All of the data that follows should be given again exactly, without its images.

-- Stored data follows --

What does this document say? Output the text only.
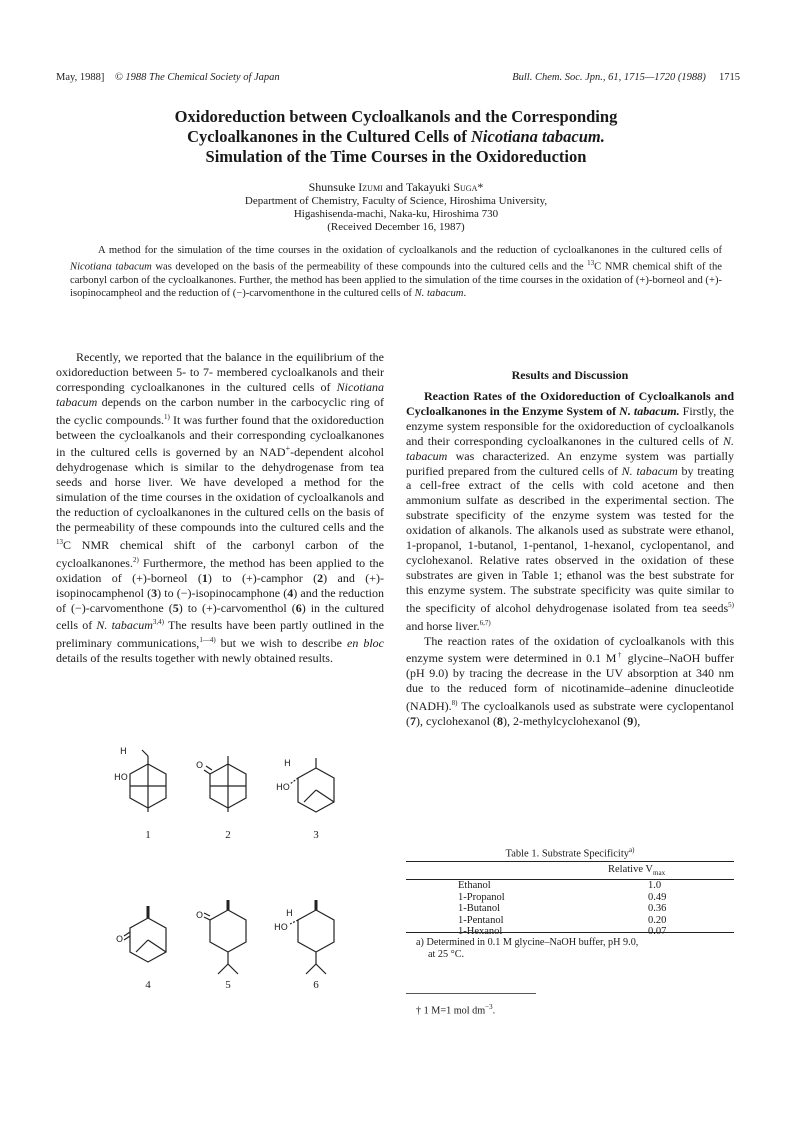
May, 1988] © 1988 The Chemical Society of Japan	Bull. Chem. Soc. Jpn., 61, 1715—1720 (1988) 1715
Oxidoreduction between Cycloalkanols and the Corresponding
Cycloalkanones in the Cultured Cells of Nicotiana tabacum.
Simulation of the Time Courses in the Oxidoreduction
Shunsuke Izumi and Takayuki Suga*
Department of Chemistry, Faculty of Science, Hiroshima University,
Higashisenda-machi, Naka-ku, Hiroshima 730
(Received December 16, 1987)

A method for the simulation of the time courses in the oxidation of cycloalkanols and the reduction of cycloalkanones in the cultured cells of Nicotiana tabacum was developed on the basis of the permeability of these compounds into the cultured cells and the $^{13}$C NMR chemical shift of the carbonyl carbon of the cycloalkanones. Further, the method has been applied to the simulation of the time courses in the oxidation of (+)-borneol and (+)-isopinocampheol and the reduction of (−)-carvomenthone in the cultured cells of N. tabacum.

Recently, we reported that the balance in the equilibrium of the oxidoreduction between 5- to 7- membered cycloalkanols and their corresponding cycloalkanones in the cultured cells of Nicotiana tabacum depends on the carbon number in the carbocyclic ring of the cyclic compounds.$^{1)}$ It was further found that the oxidoreduction between the cycloalkanols and their corresponding cycloalkanones in the cultured cells is governed by an NAD+-dependent alcohol dehydrogenase which is similar to the dehydrogenase from tea seeds and horse liver. We have developed a method for the simulation of the time courses in the oxidation of cycloalkanols and the reduction of cycloalkanones in the cultured cells on the basis of the permeability of these compounds into the cultured cells and the $^{13}$C NMR chemical shift of the carbonyl carbon of the cycloalkanones.$^{2)}$ Furthermore, the method has been applied to the oxidation of (+)-borneol (1) to (+)-camphor (2) and (+)-isopinocamphenol (3) to (−)-isopinocamphone (4) and the reduction of (−)-carvomenthone (5) to (+)-carvomenthol (6) in the cultured cells of N. tabacum$^{3,4)}$ The results have been partly outlined in the preliminary communications,$^{1—4)}$ but we wish to describe en bloc details of the results together with newly obtained results.

H
HO
O	H
HO
O
O	H
HO
1	2	3
4	5	6
Results and Discussion

Reaction Rates of the Oxidoreduction of Cycloalkanols and Cycloalkanones in the Enzyme System of N. tabacum. Firstly, the enzyme system responsible for the oxidoreduction of cycloalkanols and their corresponding cycloalkanones in the cultured cells of N. tabacum was characterized. An enzyme system was partially purified prepared from the cultured cells of N. tabacum by treating a cell-free extract of the cells with cold acetone and then ammonium sulfate as described in the experimental section. The substrate specificity of the enzyme system was tested for the oxidation of alkanols. The alkanols used as substrate were ethanol, 1-propanol, 1-butanol, 1-pentanol, 1-hexanol, cyclopentanol, and cyclohexanol. Relative rates observed in the oxidation of these substrates are given in Table 1; ethanol was the best substrate for this enzyme system. The substrate specificity was quite similar to the specificity of alcohol dehydrogenase isolated from tea seeds$^{5)}$ and horse liver.$^{6,7)}$

The reaction rates of the oxidation of cycloalkanols with this enzyme system were determined in 0.1 M† glycine–NaOH buffer (pH 9.0) by tracing the decrease in the UV absorption at 340 nm due to the reduced form of nicotinamide–adenine dinucleotide (NADH).$^{8)}$ The cycloalkanols used as substrate were cyclopentanol (7), cyclohexanol (8), 2-methylcyclohexanol (9),

Table 1. Substrate Specificity$^{a)}$
	Relative $V_{max}$
Ethanol	1.0
1-Propanol	0.49
1-Butanol	0.36
1-Pentanol	0.20
1-Hexanol	0.07
a) Determined in 0.1 M glycine–NaOH buffer, pH 9.0,
at 25 °C.
† 1 M=1 mol $dm^{-3}$.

-- Stored data concluded --

**Task result**.
What does this document say? Output the text only.
May, 1988] © 1988 The Chemical Society of Japan	Bull. Chem. Soc. Jpn., 61, 1715—1720 (1988) 1715
Oxidoreduction between Cycloalkanols and the Corresponding
Cycloalkanones in the Cultured Cells of Nicotiana tabacum.
Simulation of the Time Courses in the Oxidoreduction
Shunsuke Izumi and Takayuki Suga*
Department of Chemistry, Faculty of Science, Hiroshima University,
Higashisenda-machi, Naka-ku, Hiroshima 730
(Received December 16, 1987)

A method for the simulation of the time courses in the oxidation of cycloalkanols and the reduction of cycloalkanones in the cultured cells of Nicotiana tabacum was developed on the basis of the permeability of these compounds into the cultured cells and the $^{13}$C NMR chemical shift of the carbonyl carbon of the cycloalkanones. Further, the method has been applied to the simulation of the time courses in the oxidation of (+)-borneol and (+)-isopinocampheol and the reduction of (−)-carvomenthone in the cultured cells of N. tabacum.

Recently, we reported that the balance in the equilibrium of the oxidoreduction between 5- to 7- membered cycloalkanols and their corresponding cycloalkanones in the cultured cells of Nicotiana tabacum depends on the carbon number in the carbocyclic ring of the cyclic compounds.$^{1)}$ It was further found that the oxidoreduction between the cycloalkanols and their corresponding cycloalkanones in the cultured cells is governed by an NAD+-dependent alcohol dehydrogenase which is similar to the dehydrogenase from tea seeds and horse liver. We have developed a method for the simulation of the time courses in the oxidation of cycloalkanols and the reduction of cycloalkanones in the cultured cells on the basis of the permeability of these compounds into the cultured cells and the $^{13}$C NMR chemical shift of the carbonyl carbon of the cycloalkanones.$^{2)}$ Furthermore, the method has been applied to the oxidation of (+)-borneol (1) to (+)-camphor (2) and (+)-isopinocamphenol (3) to (−)-isopinocamphone (4) and the reduction of (−)-carvomenthone (5) to (+)-carvomenthol (6) in the cultured cells of N. tabacum$^{3,4)}$ The results have been partly outlined in the preliminary communications,$^{1—4)}$ but we wish to describe en bloc details of the results together with newly obtained results.

H
HO
O	H
HO
O
O	H
HO
1	2	3
4	5	6
Results and Discussion

Reaction Rates of the Oxidoreduction of Cycloalkanols and Cycloalkanones in the Enzyme System of N. tabacum. Firstly, the enzyme system responsible for the oxidoreduction of cycloalkanols and their corresponding cycloalkanones in the cultured cells of N. tabacum was characterized. An enzyme system was partially purified prepared from the cultured cells of N. tabacum by treating a cell-free extract of the cells with cold acetone and then ammonium sulfate as described in the experimental section. The substrate specificity of the enzyme system was tested for the oxidation of alkanols. The alkanols used as substrate were ethanol, 1-propanol, 1-butanol, 1-pentanol, 1-hexanol, cyclopentanol, and cyclohexanol. Relative rates observed in the oxidation of these substrates are given in Table 1; ethanol was the best substrate for this enzyme system. The substrate specificity was quite similar to the specificity of alcohol dehydrogenase isolated from tea seeds$^{5)}$ and horse liver.$^{6,7)}$

The reaction rates of the oxidation of cycloalkanols with this enzyme system were determined in 0.1 M† glycine–NaOH buffer (pH 9.0) by tracing the decrease in the UV absorption at 340 nm due to the reduced form of nicotinamide–adenine dinucleotide (NADH).$^{8)}$ The cycloalkanols used as substrate were cyclopentanol (7), cyclohexanol (8), 2-methylcyclohexanol (9),

Table 1. Substrate Specificity$^{a)}$
	Relative $V_{max}$
Ethanol	1.0
1-Propanol	0.49
1-Butanol	0.36
1-Pentanol	0.20
1-Hexanol	0.07
a) Determined in 0.1 M glycine–NaOH buffer, pH 9.0,
at 25 °C.
† 1 M=1 mol $dm^{-3}$.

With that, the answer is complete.